**Work to complete**
Using the data beneath, show every line that includes the word "photometry".

**Records supplied**
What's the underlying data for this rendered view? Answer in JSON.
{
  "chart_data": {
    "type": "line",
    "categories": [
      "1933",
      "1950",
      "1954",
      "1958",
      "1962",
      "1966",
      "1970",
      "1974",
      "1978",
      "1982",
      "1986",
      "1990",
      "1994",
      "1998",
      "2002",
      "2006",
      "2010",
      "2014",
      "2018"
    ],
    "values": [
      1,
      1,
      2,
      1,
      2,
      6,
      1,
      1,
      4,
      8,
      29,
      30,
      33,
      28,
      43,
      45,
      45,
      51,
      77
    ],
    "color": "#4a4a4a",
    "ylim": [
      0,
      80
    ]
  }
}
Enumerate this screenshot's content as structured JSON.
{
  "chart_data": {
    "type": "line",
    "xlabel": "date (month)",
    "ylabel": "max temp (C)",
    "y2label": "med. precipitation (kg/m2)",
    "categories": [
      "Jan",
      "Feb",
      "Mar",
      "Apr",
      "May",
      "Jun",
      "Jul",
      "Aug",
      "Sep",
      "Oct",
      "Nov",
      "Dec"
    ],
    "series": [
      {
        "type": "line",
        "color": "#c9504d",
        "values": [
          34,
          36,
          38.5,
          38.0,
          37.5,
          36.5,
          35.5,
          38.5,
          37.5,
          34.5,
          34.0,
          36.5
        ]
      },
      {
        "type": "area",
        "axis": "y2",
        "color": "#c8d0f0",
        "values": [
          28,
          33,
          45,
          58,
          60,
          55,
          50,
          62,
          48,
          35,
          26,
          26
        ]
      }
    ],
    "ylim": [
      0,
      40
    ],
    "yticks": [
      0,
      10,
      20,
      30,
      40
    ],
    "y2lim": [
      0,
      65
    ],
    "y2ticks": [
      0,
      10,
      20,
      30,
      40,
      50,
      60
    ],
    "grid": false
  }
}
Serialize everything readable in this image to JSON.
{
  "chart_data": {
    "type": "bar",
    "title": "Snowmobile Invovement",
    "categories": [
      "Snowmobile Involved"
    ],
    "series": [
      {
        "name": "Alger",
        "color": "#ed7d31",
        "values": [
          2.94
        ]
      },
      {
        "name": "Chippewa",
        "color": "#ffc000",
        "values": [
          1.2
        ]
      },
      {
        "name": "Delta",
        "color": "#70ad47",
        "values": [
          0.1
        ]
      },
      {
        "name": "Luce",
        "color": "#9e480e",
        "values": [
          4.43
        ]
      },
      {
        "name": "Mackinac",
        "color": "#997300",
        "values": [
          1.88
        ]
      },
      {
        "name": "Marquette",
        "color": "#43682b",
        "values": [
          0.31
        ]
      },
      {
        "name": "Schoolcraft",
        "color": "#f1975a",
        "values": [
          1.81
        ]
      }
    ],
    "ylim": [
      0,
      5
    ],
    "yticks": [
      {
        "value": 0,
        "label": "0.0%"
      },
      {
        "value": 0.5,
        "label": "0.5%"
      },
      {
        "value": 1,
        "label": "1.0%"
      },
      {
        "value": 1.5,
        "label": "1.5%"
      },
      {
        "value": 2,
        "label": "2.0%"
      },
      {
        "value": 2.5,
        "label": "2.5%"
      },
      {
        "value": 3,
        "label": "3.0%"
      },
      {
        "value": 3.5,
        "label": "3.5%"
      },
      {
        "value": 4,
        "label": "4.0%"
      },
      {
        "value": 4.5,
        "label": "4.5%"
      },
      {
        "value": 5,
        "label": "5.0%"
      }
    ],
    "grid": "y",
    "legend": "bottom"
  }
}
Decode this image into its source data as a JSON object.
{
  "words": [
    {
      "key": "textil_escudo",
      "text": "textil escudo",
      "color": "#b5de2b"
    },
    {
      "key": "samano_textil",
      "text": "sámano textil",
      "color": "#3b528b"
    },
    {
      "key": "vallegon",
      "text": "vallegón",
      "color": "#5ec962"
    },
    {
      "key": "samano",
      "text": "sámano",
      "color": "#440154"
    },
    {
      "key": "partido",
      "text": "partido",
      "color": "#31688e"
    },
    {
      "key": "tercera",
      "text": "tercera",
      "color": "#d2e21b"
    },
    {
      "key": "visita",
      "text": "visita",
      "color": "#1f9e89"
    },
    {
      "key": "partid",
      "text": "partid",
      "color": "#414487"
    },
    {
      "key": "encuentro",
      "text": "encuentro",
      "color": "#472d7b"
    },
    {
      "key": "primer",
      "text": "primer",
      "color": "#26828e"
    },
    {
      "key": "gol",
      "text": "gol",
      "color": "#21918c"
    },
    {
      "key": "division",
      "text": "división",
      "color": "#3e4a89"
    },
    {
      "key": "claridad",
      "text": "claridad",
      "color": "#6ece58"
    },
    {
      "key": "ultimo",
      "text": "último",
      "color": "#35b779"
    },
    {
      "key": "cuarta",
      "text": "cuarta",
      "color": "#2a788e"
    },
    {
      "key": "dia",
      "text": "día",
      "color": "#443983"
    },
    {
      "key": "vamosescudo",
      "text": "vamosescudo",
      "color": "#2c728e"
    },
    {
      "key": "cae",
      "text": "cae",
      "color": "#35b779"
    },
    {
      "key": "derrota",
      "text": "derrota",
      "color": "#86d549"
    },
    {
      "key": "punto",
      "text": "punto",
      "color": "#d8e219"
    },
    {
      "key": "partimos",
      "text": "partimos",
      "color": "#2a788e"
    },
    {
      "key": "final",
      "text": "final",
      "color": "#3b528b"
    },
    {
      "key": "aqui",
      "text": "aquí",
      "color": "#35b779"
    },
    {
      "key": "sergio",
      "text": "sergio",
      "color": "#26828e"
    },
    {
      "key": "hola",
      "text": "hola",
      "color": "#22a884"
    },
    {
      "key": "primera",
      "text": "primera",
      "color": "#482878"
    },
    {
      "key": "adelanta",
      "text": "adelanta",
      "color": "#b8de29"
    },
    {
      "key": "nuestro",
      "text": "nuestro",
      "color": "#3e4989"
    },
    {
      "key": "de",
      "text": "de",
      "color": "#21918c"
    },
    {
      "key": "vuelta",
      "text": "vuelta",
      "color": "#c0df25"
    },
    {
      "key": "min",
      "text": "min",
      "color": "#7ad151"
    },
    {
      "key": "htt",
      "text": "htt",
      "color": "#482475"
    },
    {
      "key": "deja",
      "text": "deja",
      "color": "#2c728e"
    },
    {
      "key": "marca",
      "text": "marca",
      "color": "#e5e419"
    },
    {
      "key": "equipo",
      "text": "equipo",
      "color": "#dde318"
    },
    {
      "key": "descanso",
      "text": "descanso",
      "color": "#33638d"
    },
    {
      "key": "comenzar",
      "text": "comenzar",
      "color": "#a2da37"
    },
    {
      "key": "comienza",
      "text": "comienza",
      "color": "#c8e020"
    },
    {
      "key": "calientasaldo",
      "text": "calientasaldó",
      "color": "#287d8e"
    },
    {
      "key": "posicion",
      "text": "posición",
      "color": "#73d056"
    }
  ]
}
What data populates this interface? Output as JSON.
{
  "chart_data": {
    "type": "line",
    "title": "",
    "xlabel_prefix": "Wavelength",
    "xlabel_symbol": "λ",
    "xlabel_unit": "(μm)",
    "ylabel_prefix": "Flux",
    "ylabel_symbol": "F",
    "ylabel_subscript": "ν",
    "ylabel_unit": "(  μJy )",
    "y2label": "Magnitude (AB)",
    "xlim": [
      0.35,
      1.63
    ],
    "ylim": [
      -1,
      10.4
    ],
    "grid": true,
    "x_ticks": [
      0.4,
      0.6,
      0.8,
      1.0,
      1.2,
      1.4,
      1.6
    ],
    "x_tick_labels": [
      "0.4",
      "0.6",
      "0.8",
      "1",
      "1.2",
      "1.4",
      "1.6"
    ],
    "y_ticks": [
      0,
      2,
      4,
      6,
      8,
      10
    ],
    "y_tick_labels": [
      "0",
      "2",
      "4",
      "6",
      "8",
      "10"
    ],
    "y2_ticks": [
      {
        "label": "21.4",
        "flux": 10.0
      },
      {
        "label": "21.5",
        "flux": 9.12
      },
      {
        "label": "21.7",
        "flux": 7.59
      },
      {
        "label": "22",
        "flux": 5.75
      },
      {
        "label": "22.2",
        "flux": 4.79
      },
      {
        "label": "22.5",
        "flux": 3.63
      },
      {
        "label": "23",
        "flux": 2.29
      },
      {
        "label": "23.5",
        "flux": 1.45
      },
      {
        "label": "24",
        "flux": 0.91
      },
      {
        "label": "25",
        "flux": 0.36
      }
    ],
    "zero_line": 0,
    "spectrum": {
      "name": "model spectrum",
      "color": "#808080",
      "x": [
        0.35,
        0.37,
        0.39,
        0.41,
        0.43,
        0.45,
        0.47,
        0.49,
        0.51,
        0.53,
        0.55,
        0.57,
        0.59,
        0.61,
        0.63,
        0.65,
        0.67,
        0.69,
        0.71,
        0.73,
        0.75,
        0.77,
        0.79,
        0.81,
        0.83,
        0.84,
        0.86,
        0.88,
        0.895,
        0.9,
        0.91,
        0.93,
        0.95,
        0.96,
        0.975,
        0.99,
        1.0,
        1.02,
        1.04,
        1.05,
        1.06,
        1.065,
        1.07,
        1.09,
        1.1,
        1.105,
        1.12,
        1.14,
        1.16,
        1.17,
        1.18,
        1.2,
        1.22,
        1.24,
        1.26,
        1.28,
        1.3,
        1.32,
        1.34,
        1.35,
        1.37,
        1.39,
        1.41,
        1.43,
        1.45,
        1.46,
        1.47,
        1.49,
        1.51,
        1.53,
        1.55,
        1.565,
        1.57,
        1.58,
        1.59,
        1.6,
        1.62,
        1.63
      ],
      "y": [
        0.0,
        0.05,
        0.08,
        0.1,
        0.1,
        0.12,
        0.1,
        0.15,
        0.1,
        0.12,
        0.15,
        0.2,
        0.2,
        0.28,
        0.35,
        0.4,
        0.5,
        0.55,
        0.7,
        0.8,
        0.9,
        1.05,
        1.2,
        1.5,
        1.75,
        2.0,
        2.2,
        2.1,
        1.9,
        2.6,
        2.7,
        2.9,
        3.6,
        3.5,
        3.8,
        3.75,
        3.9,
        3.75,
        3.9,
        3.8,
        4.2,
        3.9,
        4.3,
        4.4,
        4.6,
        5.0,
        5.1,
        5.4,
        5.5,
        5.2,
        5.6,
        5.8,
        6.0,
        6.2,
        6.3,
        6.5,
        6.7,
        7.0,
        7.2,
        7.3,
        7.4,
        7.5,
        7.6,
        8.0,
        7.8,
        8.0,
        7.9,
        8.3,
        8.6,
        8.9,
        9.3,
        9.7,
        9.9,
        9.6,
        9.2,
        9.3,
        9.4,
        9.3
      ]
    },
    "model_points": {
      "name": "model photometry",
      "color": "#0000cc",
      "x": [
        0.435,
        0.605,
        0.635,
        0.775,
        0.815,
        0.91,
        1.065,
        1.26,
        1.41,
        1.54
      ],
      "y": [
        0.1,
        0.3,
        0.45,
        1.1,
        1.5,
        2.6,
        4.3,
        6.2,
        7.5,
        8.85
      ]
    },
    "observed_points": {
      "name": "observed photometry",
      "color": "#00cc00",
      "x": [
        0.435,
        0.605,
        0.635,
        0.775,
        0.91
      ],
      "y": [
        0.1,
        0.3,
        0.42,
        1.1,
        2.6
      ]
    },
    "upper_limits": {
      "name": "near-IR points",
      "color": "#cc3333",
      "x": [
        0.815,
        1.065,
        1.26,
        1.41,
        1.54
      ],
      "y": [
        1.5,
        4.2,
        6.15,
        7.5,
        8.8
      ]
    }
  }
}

**Complete answer**
      "name": "model photometry",
      "name": "observed photometry",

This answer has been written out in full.